*Entries*.
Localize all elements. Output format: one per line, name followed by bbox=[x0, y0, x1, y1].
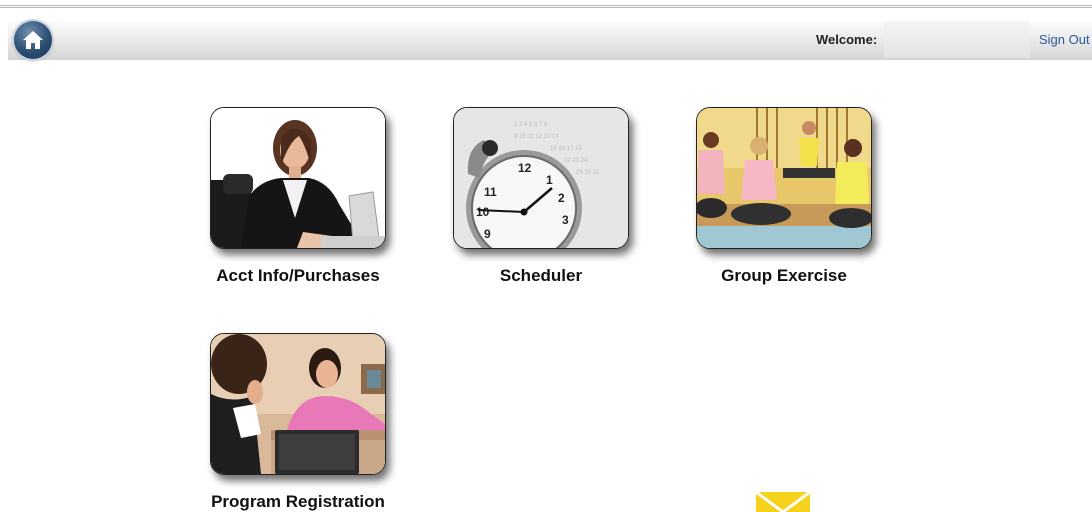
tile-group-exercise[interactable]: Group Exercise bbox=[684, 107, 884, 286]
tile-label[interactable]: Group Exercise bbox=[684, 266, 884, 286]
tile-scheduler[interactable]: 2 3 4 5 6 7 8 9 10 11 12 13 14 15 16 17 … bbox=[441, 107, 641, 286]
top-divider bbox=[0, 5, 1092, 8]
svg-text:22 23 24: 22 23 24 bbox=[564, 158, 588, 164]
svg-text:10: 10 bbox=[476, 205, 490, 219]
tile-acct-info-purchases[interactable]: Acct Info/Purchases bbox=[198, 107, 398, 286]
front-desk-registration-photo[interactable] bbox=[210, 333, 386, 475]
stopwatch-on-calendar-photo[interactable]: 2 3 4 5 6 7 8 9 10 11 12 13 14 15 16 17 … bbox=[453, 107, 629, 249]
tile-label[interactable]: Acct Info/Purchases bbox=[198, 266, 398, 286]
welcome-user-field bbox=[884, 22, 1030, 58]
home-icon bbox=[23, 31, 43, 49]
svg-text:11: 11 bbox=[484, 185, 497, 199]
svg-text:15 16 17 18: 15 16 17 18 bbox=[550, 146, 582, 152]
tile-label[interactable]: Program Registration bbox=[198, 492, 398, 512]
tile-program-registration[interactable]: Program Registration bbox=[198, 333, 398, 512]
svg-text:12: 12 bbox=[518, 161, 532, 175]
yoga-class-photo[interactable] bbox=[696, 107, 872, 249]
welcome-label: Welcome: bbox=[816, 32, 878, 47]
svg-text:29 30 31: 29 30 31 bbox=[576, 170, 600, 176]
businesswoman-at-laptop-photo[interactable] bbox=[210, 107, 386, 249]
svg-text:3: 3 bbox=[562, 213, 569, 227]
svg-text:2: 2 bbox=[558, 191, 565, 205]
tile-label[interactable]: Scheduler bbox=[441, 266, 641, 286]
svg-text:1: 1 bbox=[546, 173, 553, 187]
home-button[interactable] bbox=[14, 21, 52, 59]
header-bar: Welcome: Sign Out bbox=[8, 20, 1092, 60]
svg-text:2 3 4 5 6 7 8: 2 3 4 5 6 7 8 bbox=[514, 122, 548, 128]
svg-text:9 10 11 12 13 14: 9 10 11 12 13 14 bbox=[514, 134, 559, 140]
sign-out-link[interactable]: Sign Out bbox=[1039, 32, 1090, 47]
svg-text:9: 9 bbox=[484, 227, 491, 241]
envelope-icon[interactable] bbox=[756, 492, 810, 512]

* * *

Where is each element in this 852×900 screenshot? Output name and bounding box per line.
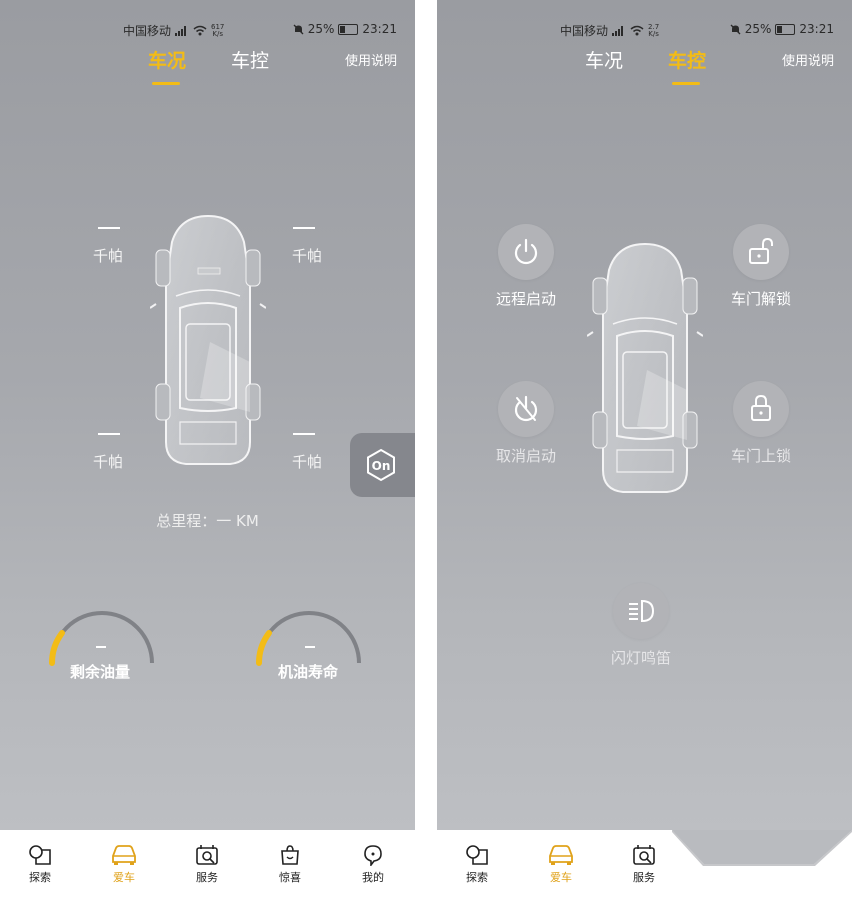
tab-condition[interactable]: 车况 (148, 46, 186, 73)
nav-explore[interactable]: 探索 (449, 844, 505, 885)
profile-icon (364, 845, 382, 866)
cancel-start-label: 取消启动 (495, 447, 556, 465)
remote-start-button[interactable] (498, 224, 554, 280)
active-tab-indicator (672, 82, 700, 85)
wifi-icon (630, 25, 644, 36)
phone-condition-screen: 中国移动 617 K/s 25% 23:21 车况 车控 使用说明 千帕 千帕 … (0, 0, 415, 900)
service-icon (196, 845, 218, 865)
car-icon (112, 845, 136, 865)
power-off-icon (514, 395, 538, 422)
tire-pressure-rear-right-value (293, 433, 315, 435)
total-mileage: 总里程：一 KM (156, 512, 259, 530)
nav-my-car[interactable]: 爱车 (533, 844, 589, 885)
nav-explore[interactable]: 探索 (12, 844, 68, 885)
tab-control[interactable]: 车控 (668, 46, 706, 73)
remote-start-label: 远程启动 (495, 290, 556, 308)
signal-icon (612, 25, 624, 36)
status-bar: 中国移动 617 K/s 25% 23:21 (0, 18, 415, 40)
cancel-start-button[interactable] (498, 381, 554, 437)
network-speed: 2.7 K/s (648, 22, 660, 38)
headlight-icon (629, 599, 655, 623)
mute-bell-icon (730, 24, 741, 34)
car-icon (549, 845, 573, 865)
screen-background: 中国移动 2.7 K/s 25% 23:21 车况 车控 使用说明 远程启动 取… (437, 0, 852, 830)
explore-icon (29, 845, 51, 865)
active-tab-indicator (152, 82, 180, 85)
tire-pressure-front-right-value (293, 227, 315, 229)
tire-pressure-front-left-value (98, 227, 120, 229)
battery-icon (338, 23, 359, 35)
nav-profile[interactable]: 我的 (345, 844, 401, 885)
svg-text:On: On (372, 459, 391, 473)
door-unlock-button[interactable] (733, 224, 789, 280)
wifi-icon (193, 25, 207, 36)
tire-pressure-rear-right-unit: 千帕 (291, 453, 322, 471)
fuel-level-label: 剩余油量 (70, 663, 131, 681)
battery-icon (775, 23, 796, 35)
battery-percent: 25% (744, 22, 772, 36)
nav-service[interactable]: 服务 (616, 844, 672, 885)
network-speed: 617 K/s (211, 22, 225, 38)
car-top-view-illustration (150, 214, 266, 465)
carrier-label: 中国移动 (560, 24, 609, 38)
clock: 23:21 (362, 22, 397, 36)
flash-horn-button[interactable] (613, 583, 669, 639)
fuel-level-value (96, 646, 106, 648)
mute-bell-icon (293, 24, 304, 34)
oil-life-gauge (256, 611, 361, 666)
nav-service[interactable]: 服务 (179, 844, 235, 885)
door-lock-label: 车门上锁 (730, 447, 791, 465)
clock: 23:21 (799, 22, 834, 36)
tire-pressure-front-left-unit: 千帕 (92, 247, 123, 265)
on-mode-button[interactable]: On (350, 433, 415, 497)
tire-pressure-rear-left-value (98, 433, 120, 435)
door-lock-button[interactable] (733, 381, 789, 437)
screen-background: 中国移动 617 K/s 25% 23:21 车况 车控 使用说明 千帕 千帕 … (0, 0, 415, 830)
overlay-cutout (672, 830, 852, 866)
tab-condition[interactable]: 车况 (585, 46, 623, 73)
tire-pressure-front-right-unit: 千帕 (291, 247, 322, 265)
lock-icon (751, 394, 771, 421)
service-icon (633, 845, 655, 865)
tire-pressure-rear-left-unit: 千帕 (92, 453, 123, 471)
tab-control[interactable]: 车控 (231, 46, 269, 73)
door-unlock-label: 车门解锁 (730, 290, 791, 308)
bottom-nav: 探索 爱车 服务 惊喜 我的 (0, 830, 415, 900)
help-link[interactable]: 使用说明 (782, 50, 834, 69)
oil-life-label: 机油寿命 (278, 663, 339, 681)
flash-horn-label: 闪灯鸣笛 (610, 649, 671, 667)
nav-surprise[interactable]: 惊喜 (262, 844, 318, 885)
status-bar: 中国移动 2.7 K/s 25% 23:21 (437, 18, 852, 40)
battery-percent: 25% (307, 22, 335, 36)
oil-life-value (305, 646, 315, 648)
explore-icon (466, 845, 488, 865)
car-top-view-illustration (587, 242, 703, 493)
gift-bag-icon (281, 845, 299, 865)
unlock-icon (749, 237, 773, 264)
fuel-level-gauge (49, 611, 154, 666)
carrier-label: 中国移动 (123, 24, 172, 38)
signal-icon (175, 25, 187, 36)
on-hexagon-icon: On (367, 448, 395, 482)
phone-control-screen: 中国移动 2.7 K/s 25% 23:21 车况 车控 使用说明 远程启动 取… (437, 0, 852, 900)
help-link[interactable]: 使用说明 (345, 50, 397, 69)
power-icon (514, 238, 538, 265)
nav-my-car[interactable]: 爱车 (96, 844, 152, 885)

*Set problem*. Can you copy out, character for character, the rows above, starting with the row that contains "tab-condition[interactable]: 车况 (148, 46, 186, 73)" and continuing through the row that contains "wifi-icon (630, 25, 644, 36)", both included?

*Task result*.
tab-condition[interactable]: 车况 (148, 46, 186, 73)
nav-explore[interactable]: 探索 (449, 844, 505, 885)
profile-icon (364, 845, 382, 866)
cancel-start-label: 取消启动 (495, 447, 556, 465)
remote-start-button[interactable] (498, 224, 554, 280)
active-tab-indicator (672, 82, 700, 85)
wifi-icon (630, 25, 644, 36)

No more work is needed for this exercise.